STATED PROBLEM
Identify the lines that contain the word "middle" and copy each one.

---------------

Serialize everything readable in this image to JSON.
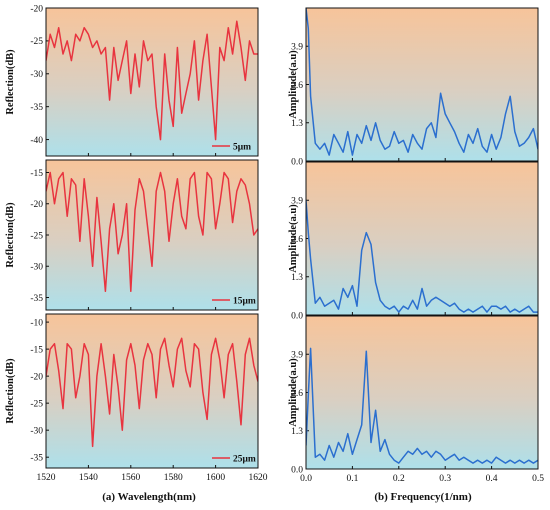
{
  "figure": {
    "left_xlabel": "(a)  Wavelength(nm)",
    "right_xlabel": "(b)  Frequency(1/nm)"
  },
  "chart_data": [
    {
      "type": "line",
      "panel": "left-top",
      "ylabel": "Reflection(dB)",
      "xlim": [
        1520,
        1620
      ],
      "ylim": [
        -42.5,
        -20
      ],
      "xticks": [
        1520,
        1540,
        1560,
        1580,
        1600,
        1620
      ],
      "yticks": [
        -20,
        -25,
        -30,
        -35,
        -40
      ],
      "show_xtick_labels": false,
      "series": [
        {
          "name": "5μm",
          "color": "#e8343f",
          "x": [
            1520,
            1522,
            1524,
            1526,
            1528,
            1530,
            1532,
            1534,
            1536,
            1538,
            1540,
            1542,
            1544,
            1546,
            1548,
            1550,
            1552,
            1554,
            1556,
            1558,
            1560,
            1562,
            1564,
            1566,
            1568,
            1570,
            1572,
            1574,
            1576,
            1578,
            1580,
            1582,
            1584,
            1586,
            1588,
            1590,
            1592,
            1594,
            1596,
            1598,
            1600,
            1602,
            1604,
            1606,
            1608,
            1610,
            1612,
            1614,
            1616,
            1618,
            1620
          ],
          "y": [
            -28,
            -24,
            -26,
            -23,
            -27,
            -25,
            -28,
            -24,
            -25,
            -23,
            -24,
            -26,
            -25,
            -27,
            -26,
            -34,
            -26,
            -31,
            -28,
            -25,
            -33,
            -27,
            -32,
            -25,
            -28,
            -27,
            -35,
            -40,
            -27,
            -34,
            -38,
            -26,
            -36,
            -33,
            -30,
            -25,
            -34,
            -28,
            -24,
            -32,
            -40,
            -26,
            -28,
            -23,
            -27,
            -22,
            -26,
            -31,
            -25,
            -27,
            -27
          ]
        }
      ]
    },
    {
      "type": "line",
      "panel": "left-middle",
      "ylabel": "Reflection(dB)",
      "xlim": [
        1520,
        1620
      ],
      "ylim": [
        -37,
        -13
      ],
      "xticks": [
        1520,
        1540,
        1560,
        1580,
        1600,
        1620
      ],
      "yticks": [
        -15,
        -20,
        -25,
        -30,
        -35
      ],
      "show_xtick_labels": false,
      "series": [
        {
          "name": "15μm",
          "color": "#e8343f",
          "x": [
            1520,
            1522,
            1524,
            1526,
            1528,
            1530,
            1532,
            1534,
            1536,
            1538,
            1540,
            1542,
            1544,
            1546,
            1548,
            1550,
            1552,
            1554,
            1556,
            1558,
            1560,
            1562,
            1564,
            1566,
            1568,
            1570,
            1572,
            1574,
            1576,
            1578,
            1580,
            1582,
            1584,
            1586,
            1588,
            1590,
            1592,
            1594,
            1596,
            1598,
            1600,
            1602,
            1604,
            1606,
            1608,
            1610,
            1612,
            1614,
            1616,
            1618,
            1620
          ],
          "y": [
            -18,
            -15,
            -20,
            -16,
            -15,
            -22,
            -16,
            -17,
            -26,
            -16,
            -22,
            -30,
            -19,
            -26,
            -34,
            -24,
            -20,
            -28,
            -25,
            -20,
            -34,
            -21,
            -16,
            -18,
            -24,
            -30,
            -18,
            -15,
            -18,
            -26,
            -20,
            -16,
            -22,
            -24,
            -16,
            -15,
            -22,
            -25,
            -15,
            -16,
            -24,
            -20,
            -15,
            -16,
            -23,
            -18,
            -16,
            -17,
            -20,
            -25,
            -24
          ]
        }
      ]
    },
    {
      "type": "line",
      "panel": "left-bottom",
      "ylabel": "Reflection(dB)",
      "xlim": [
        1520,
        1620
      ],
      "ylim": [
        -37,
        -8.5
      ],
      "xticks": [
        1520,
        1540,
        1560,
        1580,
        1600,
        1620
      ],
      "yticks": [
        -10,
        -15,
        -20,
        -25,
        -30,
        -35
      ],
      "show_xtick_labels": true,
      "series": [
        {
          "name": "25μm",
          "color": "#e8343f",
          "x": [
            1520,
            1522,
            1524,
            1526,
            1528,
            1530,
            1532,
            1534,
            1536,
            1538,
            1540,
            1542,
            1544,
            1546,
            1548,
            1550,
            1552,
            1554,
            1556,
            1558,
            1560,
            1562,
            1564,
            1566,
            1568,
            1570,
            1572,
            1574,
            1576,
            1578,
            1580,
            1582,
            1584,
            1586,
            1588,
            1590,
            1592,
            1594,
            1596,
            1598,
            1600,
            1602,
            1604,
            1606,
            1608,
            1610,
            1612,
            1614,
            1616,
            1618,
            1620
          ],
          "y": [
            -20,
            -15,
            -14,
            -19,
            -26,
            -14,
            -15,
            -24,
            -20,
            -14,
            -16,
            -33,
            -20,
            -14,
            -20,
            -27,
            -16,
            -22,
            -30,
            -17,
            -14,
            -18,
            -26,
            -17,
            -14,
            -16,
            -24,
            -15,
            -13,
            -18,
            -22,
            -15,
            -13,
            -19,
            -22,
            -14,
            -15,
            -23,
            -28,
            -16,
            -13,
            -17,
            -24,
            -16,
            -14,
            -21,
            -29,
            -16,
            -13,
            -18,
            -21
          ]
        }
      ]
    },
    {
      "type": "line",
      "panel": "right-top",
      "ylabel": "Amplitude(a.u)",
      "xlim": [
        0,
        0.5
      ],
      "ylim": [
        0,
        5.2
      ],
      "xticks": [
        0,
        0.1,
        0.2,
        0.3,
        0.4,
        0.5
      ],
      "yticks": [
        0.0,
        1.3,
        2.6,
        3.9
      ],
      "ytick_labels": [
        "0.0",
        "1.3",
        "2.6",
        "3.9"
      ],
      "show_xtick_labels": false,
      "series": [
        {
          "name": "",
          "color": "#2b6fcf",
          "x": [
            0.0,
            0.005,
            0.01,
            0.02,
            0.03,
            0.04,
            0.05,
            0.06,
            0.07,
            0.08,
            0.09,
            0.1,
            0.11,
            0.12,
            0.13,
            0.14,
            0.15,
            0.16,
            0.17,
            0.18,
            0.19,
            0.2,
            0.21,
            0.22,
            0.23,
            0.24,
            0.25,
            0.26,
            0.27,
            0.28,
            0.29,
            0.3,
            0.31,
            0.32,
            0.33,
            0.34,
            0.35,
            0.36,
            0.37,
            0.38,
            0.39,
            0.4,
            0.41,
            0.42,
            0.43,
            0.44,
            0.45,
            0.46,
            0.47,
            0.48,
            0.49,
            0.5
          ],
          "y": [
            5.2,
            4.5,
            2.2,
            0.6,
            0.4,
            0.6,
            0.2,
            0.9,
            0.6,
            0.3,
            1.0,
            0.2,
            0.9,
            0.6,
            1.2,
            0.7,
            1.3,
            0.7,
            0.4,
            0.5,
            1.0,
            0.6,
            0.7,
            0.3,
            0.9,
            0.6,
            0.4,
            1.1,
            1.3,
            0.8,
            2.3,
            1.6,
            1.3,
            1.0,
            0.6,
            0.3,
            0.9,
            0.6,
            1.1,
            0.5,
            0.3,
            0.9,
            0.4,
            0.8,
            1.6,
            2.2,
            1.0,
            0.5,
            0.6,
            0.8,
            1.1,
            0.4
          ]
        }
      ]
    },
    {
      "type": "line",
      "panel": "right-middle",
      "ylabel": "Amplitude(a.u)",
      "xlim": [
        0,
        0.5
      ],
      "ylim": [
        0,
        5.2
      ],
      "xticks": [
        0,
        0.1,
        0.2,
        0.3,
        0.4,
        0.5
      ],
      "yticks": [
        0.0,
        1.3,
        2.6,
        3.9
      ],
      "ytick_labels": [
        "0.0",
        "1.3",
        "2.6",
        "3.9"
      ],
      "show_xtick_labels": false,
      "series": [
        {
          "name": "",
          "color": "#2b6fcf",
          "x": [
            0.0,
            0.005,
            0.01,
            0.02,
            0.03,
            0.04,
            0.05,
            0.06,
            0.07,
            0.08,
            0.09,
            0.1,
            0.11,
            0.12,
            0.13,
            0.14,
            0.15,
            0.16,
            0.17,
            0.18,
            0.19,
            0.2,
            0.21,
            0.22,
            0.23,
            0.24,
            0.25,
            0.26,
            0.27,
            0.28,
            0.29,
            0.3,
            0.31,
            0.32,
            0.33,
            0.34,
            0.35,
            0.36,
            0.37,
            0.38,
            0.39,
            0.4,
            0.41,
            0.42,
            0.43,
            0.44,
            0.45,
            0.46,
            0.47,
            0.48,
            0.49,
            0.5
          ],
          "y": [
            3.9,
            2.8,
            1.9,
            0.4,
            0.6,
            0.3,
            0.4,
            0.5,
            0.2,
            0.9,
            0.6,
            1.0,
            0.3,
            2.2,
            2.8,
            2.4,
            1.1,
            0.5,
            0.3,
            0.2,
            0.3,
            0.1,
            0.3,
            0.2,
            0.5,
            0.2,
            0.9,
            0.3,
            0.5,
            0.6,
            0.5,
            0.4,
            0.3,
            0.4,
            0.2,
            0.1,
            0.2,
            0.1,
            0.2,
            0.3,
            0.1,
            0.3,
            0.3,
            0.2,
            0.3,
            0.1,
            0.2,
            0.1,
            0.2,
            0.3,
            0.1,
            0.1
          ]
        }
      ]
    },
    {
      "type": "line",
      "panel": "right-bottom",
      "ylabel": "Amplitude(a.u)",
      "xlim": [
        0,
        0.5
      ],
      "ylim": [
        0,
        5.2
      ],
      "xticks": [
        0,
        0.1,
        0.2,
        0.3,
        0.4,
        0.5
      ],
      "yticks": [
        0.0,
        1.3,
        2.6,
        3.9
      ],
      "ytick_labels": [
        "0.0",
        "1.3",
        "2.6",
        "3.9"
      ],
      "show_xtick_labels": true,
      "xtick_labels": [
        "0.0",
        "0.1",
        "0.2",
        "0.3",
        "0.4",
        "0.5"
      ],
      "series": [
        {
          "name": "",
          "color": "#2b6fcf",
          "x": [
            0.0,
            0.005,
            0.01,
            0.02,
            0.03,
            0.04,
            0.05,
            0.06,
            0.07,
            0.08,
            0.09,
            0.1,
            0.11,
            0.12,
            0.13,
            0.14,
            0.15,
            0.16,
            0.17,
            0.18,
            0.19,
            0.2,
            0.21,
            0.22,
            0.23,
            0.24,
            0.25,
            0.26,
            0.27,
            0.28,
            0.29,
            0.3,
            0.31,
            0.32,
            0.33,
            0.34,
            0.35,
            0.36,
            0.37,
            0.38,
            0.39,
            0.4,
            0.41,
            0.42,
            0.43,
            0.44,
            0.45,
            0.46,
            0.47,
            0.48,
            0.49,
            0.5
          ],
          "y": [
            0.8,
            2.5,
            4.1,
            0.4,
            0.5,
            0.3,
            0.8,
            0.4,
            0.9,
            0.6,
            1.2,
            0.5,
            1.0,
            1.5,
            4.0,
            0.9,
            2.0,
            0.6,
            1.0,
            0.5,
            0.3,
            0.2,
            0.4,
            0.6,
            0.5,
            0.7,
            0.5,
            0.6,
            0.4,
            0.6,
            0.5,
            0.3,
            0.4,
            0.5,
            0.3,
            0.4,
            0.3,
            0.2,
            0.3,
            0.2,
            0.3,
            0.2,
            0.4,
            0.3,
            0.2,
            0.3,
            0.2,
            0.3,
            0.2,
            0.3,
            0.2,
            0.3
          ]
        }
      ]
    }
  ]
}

---------------

TASK RESULT
      "panel": "left-middle",
      "panel": "right-middle",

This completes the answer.